Task >> Rewrite the data from the beginning through the line that contains "201, 134, 218]", changing "quote-marker" to "quotation-mark" and leaving everything else untouched.

-- BEGIN Entries provided --

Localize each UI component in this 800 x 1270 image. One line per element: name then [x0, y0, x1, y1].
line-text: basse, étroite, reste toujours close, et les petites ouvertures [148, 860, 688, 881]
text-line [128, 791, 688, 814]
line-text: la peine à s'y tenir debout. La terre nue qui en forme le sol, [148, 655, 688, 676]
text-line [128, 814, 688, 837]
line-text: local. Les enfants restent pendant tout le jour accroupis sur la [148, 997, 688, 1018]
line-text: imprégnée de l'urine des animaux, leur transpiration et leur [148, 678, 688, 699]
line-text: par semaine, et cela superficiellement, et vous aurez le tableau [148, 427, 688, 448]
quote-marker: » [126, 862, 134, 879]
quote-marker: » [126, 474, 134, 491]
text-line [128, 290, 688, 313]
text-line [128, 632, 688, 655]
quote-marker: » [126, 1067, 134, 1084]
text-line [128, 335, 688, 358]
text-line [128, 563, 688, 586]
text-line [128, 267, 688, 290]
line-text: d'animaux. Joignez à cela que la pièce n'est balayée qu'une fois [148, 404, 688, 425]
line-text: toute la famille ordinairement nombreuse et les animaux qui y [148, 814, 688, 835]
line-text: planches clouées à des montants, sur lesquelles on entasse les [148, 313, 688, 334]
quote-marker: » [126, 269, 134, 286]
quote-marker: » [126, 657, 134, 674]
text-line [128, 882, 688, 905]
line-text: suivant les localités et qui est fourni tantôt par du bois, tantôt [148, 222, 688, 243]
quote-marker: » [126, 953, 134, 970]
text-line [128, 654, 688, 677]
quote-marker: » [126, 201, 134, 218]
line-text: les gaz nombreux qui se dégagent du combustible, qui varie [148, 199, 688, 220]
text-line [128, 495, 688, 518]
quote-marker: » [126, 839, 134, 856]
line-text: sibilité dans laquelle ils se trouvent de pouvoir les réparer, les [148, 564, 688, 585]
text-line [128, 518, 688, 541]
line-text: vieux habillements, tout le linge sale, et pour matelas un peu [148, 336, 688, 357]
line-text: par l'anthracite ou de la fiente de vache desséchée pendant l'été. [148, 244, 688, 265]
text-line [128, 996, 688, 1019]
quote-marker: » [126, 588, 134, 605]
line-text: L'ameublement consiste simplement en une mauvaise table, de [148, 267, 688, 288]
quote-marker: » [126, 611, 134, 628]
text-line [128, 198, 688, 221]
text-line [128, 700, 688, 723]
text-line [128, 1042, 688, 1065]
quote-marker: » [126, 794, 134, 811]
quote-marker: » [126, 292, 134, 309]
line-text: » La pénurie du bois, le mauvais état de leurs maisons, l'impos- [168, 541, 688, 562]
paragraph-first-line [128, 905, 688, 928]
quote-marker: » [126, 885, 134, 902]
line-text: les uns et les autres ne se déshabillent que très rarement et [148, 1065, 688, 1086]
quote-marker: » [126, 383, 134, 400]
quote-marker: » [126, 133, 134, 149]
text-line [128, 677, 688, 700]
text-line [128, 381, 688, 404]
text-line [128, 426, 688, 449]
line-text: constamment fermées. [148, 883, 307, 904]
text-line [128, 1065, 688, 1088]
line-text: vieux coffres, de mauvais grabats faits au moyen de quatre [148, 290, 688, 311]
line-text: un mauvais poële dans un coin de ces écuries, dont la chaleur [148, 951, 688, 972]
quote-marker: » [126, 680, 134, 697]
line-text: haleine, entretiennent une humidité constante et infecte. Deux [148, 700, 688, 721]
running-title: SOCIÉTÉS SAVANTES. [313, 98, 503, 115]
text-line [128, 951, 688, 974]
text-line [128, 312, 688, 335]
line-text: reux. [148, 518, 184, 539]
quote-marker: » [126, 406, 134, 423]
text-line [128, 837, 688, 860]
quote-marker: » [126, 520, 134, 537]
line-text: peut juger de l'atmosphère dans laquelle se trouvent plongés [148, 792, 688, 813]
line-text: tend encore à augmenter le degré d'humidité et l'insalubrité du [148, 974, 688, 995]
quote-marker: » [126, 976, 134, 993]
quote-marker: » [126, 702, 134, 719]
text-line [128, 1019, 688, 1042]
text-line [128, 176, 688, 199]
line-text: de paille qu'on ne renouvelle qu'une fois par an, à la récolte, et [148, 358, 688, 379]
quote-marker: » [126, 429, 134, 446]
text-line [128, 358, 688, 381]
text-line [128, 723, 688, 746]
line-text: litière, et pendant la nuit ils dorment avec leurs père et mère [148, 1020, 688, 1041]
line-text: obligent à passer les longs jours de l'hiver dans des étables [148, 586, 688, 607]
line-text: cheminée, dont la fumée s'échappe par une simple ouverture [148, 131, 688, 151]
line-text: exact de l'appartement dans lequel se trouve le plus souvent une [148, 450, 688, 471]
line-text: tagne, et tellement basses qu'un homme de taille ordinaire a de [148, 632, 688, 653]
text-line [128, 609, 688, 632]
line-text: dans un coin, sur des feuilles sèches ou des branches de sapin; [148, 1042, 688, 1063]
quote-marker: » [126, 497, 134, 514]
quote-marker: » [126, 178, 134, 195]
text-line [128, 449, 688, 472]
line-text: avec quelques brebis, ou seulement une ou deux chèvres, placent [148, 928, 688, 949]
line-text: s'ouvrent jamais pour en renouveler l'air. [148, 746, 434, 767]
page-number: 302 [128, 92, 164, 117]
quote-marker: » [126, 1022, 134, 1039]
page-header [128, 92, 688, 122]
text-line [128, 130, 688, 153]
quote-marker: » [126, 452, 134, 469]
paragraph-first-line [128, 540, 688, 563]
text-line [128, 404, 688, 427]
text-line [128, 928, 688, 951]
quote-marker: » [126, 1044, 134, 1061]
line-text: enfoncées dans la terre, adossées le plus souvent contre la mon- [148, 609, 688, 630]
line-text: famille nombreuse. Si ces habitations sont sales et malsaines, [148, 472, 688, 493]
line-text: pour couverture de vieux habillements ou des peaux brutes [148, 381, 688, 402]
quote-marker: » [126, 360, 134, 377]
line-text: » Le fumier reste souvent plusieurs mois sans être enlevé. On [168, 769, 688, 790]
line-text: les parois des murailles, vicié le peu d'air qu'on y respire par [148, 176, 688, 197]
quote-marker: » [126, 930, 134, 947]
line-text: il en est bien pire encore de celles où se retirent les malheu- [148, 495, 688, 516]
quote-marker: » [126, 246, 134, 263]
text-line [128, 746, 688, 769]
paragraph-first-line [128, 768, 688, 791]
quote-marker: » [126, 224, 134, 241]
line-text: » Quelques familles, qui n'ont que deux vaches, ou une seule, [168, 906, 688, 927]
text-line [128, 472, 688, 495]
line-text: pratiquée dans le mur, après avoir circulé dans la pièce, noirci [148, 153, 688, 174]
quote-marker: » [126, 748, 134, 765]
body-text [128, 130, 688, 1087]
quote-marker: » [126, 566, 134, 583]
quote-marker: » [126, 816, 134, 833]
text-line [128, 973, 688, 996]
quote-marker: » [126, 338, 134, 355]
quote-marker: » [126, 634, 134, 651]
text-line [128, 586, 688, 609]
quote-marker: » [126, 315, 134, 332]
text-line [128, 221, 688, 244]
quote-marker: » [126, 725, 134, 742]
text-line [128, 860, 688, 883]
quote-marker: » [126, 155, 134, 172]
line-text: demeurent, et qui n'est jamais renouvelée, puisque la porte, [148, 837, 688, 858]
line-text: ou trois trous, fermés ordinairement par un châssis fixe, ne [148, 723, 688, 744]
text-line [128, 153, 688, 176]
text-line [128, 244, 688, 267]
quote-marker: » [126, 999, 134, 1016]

-- END Entries provided --

Answer to the problem >>
Localize each UI component in this 800 x 1270 image. One line per element: name then [x0, y0, x1, y1].
line-text: basse, étroite, reste toujours close, et les petites ouvertures [148, 860, 688, 881]
text-line [128, 791, 688, 814]
line-text: la peine à s'y tenir debout. La terre nue qui en forme le sol, [148, 655, 688, 676]
text-line [128, 814, 688, 837]
line-text: local. Les enfants restent pendant tout le jour accroupis sur la [148, 997, 688, 1018]
line-text: imprégnée de l'urine des animaux, leur transpiration et leur [148, 678, 688, 699]
line-text: par semaine, et cela superficiellement, et vous aurez le tableau [148, 427, 688, 448]
quotation-mark: » [126, 862, 134, 879]
quotation-mark: » [126, 474, 134, 491]
text-line [128, 290, 688, 313]
text-line [128, 632, 688, 655]
quotation-mark: » [126, 1067, 134, 1084]
text-line [128, 335, 688, 358]
text-line [128, 563, 688, 586]
text-line [128, 267, 688, 290]
line-text: d'animaux. Joignez à cela que la pièce n'est balayée qu'une fois [148, 404, 688, 425]
line-text: toute la famille ordinairement nombreuse et les animaux qui y [148, 814, 688, 835]
line-text: planches clouées à des montants, sur lesquelles on entasse les [148, 313, 688, 334]
quotation-mark: » [126, 269, 134, 286]
quotation-mark: » [126, 657, 134, 674]
text-line [128, 882, 688, 905]
line-text: suivant les localités et qui est fourni tantôt par du bois, tantôt [148, 222, 688, 243]
quotation-mark: » [126, 953, 134, 970]
text-line [128, 654, 688, 677]
quotation-mark: » [126, 201, 134, 218]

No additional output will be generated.